Videos have spread online showing Shaheds slamming into a high-rise in Bahrain and Fairmont the Palm, a hotel in Dubai, United Arab Emirates. Others showed a smoke-filled Dubai airport and an expensive radar facility in Bahrain collapsing under an explosion. Iranian drones also hit the U.S. Embassy in Riyadh, Saudi Arabia, and Amazon data centers in the Emirates, though it was not immediately verifiable that those attacks were with Shaheds. Air traffic across the region has been paralyzed, with tourists and business travelers stranded.
“They’re designed to wreak havoc,” said Anna Miskelley, a defense analyst at Forecast International. “It plays really well in the media, too, when you have these videos of explosions.”
The ability to rain terror on populations, destabilize economies and upend everyday life is a core part of Iran’s drone strategy, said Farzin Nadimi, an Iran security expert and senior fellow at the Washington Institute. Inside Iran, he added, the attacks serve as needed propaganda for the government to show “success stories.”
Iran has stored thousands of the drones in caves and other hideaways, Mr. Nadimi said. He believes the Iranians have enough to continue to fly swarms of hundreds of the drones in daily attacks for at least several weeks. The drones are easy and fast to fire, often requiring just a truck-mounted container to launch.
American and Israeli forces have targeted Shahed manufacturing hubs and launching zones.
One of the first believed uses of the Shahed design was a 2019 attack on Saudi oil installations. The new weapon featured a design stitched together from existing technology, including a reverse-engineered simple German engine designed for light aircraft.
So crude are the drones that their slow speed and low altitude make them difficult for modern air defense systems to detect. Radar software often filters out such slow objects. If it is adjusted, it can pick up false positives like birds and civilian Cessnas. Defending against the Shahed attacks is also expensive, costing as much as $3 million per shot.

» Problem 1:
According to the text on Iran's Shahed drones, how much can defending against the attacks cost per shot?
» Problem 2:
Reproduce word for word the passage of the text on Iran's Shahed drones from "Iran has stored" up to and including "for light aircraft.".
» Problem 3:
Extend the text on Iran's Shahed drones with new prose that picks up after its final sentence.
The material after this point stands apart from the text on Iran's Shahed drones.

» Data:
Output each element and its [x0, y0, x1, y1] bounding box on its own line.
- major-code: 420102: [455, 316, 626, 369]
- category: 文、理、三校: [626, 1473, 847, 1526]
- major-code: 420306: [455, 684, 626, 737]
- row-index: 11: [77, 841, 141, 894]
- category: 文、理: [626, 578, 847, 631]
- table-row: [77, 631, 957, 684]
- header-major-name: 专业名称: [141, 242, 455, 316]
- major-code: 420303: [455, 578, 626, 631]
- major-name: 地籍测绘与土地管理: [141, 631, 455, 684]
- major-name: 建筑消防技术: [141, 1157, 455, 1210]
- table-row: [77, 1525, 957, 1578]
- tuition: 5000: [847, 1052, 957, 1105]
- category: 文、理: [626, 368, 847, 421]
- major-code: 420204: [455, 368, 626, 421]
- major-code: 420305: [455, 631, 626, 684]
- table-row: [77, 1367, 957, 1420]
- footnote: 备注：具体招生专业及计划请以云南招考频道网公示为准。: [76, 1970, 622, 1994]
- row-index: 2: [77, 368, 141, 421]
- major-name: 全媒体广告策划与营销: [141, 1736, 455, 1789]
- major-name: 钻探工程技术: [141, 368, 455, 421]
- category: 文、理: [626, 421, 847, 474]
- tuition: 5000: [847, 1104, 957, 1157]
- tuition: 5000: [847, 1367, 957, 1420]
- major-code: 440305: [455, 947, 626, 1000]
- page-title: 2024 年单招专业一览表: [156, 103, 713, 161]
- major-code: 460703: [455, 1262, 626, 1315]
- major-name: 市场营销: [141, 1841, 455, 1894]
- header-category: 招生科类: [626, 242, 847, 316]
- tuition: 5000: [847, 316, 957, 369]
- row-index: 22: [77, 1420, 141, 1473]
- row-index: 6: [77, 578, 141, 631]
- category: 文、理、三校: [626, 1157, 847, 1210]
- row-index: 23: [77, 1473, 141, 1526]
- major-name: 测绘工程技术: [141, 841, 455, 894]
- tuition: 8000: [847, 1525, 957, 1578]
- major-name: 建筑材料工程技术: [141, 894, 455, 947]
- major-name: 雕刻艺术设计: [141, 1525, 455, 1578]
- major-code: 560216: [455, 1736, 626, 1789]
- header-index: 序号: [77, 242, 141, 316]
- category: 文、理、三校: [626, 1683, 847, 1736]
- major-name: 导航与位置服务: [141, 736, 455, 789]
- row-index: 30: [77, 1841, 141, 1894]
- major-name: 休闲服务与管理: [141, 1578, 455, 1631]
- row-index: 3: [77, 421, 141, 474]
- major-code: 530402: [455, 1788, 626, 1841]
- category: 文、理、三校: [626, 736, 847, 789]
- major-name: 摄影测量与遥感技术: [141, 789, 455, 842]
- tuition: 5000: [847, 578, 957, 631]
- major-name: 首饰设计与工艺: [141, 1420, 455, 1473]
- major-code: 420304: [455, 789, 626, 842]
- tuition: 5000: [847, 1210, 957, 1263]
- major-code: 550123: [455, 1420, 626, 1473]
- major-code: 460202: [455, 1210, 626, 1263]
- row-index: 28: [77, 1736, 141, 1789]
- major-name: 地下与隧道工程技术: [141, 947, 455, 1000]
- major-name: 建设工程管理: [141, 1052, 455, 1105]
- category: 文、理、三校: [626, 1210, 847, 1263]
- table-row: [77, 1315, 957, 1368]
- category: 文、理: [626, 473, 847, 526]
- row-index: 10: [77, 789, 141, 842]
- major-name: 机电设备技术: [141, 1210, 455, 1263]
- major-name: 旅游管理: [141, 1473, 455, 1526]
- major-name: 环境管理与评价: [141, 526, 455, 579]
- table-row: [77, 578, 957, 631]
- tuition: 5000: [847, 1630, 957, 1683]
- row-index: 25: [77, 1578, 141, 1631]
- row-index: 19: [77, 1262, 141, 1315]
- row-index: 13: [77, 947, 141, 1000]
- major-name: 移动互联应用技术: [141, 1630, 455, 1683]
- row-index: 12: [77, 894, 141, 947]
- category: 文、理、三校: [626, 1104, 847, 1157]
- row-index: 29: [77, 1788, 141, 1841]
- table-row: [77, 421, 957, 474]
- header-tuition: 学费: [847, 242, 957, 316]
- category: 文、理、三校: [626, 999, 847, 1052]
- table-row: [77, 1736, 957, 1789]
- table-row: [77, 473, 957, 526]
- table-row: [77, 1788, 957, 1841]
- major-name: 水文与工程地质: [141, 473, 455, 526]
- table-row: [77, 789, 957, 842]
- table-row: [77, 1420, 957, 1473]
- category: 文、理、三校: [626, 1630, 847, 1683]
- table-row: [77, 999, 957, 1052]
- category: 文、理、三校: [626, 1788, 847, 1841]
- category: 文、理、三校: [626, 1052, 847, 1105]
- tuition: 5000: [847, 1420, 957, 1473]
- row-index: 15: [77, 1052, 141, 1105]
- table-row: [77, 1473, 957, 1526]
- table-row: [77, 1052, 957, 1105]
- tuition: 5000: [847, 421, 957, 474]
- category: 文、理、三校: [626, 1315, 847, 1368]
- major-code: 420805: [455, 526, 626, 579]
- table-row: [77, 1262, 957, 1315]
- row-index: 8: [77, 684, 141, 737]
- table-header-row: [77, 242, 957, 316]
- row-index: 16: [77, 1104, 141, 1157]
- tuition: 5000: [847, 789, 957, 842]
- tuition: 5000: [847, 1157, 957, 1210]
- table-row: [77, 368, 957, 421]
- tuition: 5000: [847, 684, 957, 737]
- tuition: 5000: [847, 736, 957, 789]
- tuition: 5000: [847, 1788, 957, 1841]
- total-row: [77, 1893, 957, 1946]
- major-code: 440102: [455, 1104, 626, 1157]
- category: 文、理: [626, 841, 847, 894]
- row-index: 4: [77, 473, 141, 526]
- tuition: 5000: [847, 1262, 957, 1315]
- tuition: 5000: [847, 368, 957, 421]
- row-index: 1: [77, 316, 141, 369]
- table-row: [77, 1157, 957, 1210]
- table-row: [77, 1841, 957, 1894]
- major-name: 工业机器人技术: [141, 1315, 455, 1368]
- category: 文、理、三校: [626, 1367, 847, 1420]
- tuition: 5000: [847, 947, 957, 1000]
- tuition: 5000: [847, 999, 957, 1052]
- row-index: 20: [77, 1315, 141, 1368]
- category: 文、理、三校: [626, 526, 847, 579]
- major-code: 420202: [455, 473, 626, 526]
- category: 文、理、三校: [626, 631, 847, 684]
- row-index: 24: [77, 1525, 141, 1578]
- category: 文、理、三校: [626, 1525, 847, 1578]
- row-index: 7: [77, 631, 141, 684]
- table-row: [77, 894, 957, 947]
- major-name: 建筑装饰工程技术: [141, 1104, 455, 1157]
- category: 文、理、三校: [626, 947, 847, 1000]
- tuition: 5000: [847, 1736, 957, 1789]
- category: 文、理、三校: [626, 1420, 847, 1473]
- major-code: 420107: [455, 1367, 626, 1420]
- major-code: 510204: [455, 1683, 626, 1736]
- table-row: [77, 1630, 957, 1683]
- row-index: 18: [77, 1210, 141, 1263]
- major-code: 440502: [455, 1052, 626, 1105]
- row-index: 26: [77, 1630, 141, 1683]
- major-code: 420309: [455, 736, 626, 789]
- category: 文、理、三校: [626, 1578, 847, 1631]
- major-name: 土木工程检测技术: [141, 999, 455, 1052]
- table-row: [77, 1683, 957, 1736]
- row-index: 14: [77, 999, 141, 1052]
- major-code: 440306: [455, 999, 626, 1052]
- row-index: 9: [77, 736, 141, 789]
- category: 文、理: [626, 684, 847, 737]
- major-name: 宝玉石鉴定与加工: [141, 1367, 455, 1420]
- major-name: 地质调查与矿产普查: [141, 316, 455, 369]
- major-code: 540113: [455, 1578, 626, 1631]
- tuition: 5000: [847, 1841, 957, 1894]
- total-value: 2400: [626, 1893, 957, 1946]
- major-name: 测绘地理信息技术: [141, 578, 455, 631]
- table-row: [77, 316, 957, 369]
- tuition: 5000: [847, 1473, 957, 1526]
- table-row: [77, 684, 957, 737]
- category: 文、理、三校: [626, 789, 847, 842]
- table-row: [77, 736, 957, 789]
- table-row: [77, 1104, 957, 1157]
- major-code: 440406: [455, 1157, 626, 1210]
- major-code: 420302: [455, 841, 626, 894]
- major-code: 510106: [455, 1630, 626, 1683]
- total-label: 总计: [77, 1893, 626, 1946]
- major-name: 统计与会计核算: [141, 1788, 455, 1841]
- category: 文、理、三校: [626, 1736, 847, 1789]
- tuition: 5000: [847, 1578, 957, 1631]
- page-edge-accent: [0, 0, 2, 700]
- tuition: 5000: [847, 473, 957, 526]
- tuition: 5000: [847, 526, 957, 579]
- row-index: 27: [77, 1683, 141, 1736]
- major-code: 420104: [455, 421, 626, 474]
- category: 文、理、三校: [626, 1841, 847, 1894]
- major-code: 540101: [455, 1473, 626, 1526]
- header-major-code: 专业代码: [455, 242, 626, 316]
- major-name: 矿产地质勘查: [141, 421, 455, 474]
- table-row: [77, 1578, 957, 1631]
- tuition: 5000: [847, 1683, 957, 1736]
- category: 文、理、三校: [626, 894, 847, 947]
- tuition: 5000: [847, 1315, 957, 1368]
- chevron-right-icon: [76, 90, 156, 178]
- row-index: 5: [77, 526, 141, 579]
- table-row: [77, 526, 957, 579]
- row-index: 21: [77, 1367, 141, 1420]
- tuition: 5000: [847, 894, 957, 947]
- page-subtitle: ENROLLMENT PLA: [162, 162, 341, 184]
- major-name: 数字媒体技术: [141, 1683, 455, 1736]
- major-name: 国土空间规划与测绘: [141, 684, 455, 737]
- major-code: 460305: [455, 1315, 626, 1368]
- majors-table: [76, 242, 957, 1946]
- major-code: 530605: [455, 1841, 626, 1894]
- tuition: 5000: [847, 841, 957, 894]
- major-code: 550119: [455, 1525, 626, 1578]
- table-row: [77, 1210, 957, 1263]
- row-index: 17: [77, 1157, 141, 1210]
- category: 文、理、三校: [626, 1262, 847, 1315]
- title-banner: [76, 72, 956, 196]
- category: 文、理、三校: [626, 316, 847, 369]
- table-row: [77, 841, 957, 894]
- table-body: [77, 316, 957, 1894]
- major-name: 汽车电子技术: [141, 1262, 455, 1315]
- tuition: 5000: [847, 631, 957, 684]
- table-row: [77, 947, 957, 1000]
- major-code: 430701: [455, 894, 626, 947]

» Answer box 1:
As much as $3 million per shot.

» Answer box 2:
Iran has stored thousands of the drones in caves and other hideaways, Mr. Nadimi said. He believes the Iranians have enough to continue to fly swarms of hundreds of the drones in daily attacks for at least several weeks. The drones are easy and fast to fire, often requiring just a truck-mounted container to launch.
American and Israeli forces have targeted Shahed manufacturing hubs and launching zones.
One of the first believed uses of the Shahed design was a 2019 attack on Saudi oil installations. The new weapon featured a design stitched together from existing technology, including a reverse-engineered simple German engine designed for light aircraft.

» Answer box 3:
“It’s small enough to hide from radar. Cheap enough to be launched en masse. And lethal enough to force us to use more expensive tech to stop it,” Ms. Miskelley said.
Lessons From Kyiv
In Ukraine, swarm attacks of Shaheds are so common that the drone has become a household term. In online channels warning about air attacks, it even has its own emoji.
In many ways, the Iranian conflict is an evolution of what has been happening in Ukraine since 2022. Russia, which now has its own Shahed production facilities, has made a number of modifications that have flowed back to Iran, like better sensors, automated navigation and targeting abilities, said Bryan Clark, a senior fellow at the Hudson Institute.
As American and Israeli strikes increasingly obliterate Iran’s drone production facilities, many are watching to see if Russia provides Iran with reinforcements of Shaheds, potentially escalating the war further.
“Russia right now has the larger manufacturing facilities,” Mr. Clark said. “After Iran offered production support during the Ukraine conflict, is Russia going to return the favor?”” [1]
1. ‘Designed to Wreak Havoc’: The Cheap Drones Shaping the War With Iran. Mozur, Paul; Satariano, Adam. New York Times (Online) New York Times Company. Mar 7, 2026.